Records shown:

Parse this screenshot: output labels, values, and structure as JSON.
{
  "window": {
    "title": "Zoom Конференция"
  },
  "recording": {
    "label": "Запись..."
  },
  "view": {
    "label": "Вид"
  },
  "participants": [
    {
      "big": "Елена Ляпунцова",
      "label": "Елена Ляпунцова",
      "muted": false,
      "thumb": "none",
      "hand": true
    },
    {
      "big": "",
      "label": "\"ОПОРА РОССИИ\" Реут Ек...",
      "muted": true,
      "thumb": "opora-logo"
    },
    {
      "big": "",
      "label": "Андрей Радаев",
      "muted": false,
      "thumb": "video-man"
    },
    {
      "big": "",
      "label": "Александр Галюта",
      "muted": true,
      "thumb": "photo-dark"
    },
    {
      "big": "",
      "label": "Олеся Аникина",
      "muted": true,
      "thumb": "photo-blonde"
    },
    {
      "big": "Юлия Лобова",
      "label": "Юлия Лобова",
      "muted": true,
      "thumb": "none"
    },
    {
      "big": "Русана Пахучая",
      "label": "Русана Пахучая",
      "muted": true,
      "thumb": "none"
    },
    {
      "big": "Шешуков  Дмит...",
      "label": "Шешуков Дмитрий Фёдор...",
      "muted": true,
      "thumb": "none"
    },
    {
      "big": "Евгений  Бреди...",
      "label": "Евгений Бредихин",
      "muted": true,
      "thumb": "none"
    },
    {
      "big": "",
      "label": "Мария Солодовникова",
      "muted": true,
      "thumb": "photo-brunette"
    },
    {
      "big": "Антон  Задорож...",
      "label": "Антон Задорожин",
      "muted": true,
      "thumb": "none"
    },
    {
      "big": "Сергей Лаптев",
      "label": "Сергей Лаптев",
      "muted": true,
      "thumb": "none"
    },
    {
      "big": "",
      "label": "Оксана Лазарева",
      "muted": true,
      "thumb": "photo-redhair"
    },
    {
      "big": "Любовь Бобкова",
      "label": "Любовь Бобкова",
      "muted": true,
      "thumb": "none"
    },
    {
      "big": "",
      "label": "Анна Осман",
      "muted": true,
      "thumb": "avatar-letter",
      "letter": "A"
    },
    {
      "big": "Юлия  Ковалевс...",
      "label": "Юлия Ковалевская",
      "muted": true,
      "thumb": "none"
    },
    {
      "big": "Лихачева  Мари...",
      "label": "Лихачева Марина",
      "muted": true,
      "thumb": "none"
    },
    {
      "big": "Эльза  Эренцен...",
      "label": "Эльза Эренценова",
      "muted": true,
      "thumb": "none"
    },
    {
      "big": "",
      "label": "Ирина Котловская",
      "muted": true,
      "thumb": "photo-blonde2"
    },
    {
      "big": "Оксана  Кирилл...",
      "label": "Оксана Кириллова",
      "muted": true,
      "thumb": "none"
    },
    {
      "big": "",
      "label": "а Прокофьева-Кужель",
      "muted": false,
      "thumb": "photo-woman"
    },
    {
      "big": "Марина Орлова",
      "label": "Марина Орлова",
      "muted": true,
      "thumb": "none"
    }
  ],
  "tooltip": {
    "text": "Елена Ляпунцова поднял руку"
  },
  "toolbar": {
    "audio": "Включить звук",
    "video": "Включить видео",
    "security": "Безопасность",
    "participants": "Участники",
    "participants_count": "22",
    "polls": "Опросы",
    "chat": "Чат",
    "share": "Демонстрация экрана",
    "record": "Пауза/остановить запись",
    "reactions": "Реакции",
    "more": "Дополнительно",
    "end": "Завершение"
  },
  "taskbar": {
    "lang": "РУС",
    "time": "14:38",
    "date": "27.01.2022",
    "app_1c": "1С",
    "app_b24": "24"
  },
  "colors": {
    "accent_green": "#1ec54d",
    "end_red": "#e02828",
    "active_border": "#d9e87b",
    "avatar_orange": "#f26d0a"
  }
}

Short problem:
Every record should be repeated exactly; please leave none out.

Expected output:
Parse this screenshot: output labels, values, and structure as JSON.
{
  "window": {
    "title": "Zoom Конференция"
  },
  "recording": {
    "label": "Запись..."
  },
  "view": {
    "label": "Вид"
  },
  "participants": [
    {
      "big": "Елена Ляпунцова",
      "label": "Елена Ляпунцова",
      "muted": false,
      "thumb": "none",
      "hand": true
    },
    {
      "big": "",
      "label": "\"ОПОРА РОССИИ\" Реут Ек...",
      "muted": true,
      "thumb": "opora-logo"
    },
    {
      "big": "",
      "label": "Андрей Радаев",
      "muted": false,
      "thumb": "video-man"
    },
    {
      "big": "",
      "label": "Александр Галюта",
      "muted": true,
      "thumb": "photo-dark"
    },
    {
      "big": "",
      "label": "Олеся Аникина",
      "muted": true,
      "thumb": "photo-blonde"
    },
    {
      "big": "Юлия Лобова",
      "label": "Юлия Лобова",
      "muted": true,
      "thumb": "none"
    },
    {
      "big": "Русана Пахучая",
      "label": "Русана Пахучая",
      "muted": true,
      "thumb": "none"
    },
    {
      "big": "Шешуков  Дмит...",
      "label": "Шешуков Дмитрий Фёдор...",
      "muted": true,
      "thumb": "none"
    },
    {
      "big": "Евгений  Бреди...",
      "label": "Евгений Бредихин",
      "muted": true,
      "thumb": "none"
    },
    {
      "big": "",
      "label": "Мария Солодовникова",
      "muted": true,
      "thumb": "photo-brunette"
    },
    {
      "big": "Антон  Задорож...",
      "label": "Антон Задорожин",
      "muted": true,
      "thumb": "none"
    },
    {
      "big": "Сергей Лаптев",
      "label": "Сергей Лаптев",
      "muted": true,
      "thumb": "none"
    },
    {
      "big": "",
      "label": "Оксана Лазарева",
      "muted": true,
      "thumb": "photo-redhair"
    },
    {
      "big": "Любовь Бобкова",
      "label": "Любовь Бобкова",
      "muted": true,
      "thumb": "none"
    },
    {
      "big": "",
      "label": "Анна Осман",
      "muted": true,
      "thumb": "avatar-letter",
      "letter": "A"
    },
    {
      "big": "Юлия  Ковалевс...",
      "label": "Юлия Ковалевская",
      "muted": true,
      "thumb": "none"
    },
    {
      "big": "Лихачева  Мари...",
      "label": "Лихачева Марина",
      "muted": true,
      "thumb": "none"
    },
    {
      "big": "Эльза  Эренцен...",
      "label": "Эльза Эренценова",
      "muted": true,
      "thumb": "none"
    },
    {
      "big": "",
      "label": "Ирина Котловская",
      "muted": true,
      "thumb": "photo-blonde2"
    },
    {
      "big": "Оксана  Кирилл...",
      "label": "Оксана Кириллова",
      "muted": true,
      "thumb": "none"
    },
    {
      "big": "",
      "label": "а Прокофьева-Кужель",
      "muted": false,
      "thumb": "photo-woman"
    },
    {
      "big": "Марина Орлова",
      "label": "Марина Орлова",
      "muted": true,
      "thumb": "none"
    }
  ],
  "tooltip": {
    "text": "Елена Ляпунцова поднял руку"
  },
  "toolbar": {
    "audio": "Включить звук",
    "video": "Включить видео",
    "security": "Безопасность",
    "participants": "Участники",
    "participants_count": "22",
    "polls": "Опросы",
    "chat": "Чат",
    "share": "Демонстрация экрана",
    "record": "Пауза/остановить запись",
    "reactions": "Реакции",
    "more": "Дополнительно",
    "end": "Завершение"
  },
  "taskbar": {
    "lang": "РУС",
    "time": "14:38",
    "date": "27.01.2022",
    "app_1c": "1С",
    "app_b24": "24"
  },
  "colors": {
    "accent_green": "#1ec54d",
    "end_red": "#e02828",
    "active_border": "#d9e87b",
    "avatar_orange": "#f26d0a"
  }
}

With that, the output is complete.